* **Items from a figure collection**:
· · · · ·

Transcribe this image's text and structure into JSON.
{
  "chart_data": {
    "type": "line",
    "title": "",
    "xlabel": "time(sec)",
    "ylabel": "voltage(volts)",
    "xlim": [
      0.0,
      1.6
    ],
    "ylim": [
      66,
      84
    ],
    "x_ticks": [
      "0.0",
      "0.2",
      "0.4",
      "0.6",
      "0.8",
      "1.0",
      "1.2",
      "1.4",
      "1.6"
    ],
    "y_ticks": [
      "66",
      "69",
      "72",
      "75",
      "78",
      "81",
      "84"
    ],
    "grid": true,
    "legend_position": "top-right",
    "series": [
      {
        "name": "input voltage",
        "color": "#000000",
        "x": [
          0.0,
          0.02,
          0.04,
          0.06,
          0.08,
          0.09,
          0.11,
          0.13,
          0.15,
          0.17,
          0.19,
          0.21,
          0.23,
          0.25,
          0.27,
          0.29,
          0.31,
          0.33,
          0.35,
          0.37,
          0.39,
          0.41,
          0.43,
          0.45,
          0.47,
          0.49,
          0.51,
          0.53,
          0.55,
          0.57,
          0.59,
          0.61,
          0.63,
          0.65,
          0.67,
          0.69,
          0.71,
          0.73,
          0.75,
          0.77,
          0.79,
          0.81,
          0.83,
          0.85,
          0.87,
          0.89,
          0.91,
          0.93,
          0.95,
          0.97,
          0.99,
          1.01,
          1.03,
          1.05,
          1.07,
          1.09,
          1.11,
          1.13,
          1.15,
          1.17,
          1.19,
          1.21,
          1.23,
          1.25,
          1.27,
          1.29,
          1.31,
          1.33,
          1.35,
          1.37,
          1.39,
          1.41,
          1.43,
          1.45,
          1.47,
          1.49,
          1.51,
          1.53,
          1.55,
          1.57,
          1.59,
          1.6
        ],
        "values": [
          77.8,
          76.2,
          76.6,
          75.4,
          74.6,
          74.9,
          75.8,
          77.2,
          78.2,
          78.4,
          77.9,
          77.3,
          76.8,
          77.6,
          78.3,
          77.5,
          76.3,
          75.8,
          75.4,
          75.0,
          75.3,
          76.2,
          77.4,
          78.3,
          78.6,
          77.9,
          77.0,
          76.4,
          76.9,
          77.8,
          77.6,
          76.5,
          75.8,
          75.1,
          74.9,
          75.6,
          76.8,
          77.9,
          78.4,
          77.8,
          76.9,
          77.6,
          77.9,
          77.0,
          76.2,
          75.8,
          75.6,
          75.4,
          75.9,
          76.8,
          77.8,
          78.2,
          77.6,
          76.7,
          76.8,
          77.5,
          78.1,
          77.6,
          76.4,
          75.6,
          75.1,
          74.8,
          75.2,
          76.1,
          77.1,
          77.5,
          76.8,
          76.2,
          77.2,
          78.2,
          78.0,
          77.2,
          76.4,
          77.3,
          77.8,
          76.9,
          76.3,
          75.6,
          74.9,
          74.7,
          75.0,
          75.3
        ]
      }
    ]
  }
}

· · · · ·

* **Objective**:
Print the material once more, exactly.

* **Result for this task**:
Transcribe this image's text and structure into JSON.
{
  "chart_data": {
    "type": "line",
    "title": "",
    "xlabel": "time(sec)",
    "ylabel": "voltage(volts)",
    "xlim": [
      0.0,
      1.6
    ],
    "ylim": [
      66,
      84
    ],
    "x_ticks": [
      "0.0",
      "0.2",
      "0.4",
      "0.6",
      "0.8",
      "1.0",
      "1.2",
      "1.4",
      "1.6"
    ],
    "y_ticks": [
      "66",
      "69",
      "72",
      "75",
      "78",
      "81",
      "84"
    ],
    "grid": true,
    "legend_position": "top-right",
    "series": [
      {
        "name": "input voltage",
        "color": "#000000",
        "x": [
          0.0,
          0.02,
          0.04,
          0.06,
          0.08,
          0.09,
          0.11,
          0.13,
          0.15,
          0.17,
          0.19,
          0.21,
          0.23,
          0.25,
          0.27,
          0.29,
          0.31,
          0.33,
          0.35,
          0.37,
          0.39,
          0.41,
          0.43,
          0.45,
          0.47,
          0.49,
          0.51,
          0.53,
          0.55,
          0.57,
          0.59,
          0.61,
          0.63,
          0.65,
          0.67,
          0.69,
          0.71,
          0.73,
          0.75,
          0.77,
          0.79,
          0.81,
          0.83,
          0.85,
          0.87,
          0.89,
          0.91,
          0.93,
          0.95,
          0.97,
          0.99,
          1.01,
          1.03,
          1.05,
          1.07,
          1.09,
          1.11,
          1.13,
          1.15,
          1.17,
          1.19,
          1.21,
          1.23,
          1.25,
          1.27,
          1.29,
          1.31,
          1.33,
          1.35,
          1.37,
          1.39,
          1.41,
          1.43,
          1.45,
          1.47,
          1.49,
          1.51,
          1.53,
          1.55,
          1.57,
          1.59,
          1.6
        ],
        "values": [
          77.8,
          76.2,
          76.6,
          75.4,
          74.6,
          74.9,
          75.8,
          77.2,
          78.2,
          78.4,
          77.9,
          77.3,
          76.8,
          77.6,
          78.3,
          77.5,
          76.3,
          75.8,
          75.4,
          75.0,
          75.3,
          76.2,
          77.4,
          78.3,
          78.6,
          77.9,
          77.0,
          76.4,
          76.9,
          77.8,
          77.6,
          76.5,
          75.8,
          75.1,
          74.9,
          75.6,
          76.8,
          77.9,
          78.4,
          77.8,
          76.9,
          77.6,
          77.9,
          77.0,
          76.2,
          75.8,
          75.6,
          75.4,
          75.9,
          76.8,
          77.8,
          78.2,
          77.6,
          76.7,
          76.8,
          77.5,
          78.1,
          77.6,
          76.4,
          75.6,
          75.1,
          74.8,
          75.2,
          76.1,
          77.1,
          77.5,
          76.8,
          76.2,
          77.2,
          78.2,
          78.0,
          77.2,
          76.4,
          77.3,
          77.8,
          76.9,
          76.3,
          75.6,
          74.9,
          74.7,
          75.0,
          75.3
        ]
      }
    ]
  }
}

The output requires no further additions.